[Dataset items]
****
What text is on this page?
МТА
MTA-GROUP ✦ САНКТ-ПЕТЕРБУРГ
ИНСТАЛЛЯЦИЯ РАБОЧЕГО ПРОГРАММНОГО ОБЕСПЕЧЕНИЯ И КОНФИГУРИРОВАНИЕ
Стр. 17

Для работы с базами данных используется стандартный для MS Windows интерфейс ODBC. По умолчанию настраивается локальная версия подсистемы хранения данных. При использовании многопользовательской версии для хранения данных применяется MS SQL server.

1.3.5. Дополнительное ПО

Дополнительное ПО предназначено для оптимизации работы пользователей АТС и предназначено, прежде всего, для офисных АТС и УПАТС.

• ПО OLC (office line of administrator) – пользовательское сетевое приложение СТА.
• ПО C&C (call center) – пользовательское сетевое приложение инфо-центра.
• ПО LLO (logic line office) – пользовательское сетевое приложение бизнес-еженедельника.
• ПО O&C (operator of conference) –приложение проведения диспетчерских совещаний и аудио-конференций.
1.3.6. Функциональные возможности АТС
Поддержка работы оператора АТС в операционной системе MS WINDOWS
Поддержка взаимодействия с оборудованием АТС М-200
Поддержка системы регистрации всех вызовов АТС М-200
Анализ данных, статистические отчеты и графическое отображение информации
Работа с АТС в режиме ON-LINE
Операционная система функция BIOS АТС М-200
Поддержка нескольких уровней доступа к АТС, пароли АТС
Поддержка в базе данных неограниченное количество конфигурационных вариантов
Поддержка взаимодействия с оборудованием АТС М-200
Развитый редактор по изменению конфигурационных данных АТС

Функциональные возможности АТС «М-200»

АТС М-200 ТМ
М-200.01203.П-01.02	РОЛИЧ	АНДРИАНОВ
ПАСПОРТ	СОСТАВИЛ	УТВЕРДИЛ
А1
****
◆ **What to work on**
Scan the material for lines with the word "сетевое", and copy each line you find.

◆ **Output below**
• ПО OLC (office line of administrator) – пользовательское сетевое приложение СТА.
• ПО C&C (call center) – пользовательское сетевое приложение инфо-центра.
• ПО LLO (logic line office) – пользовательское сетевое приложение бизнес-еженедельника.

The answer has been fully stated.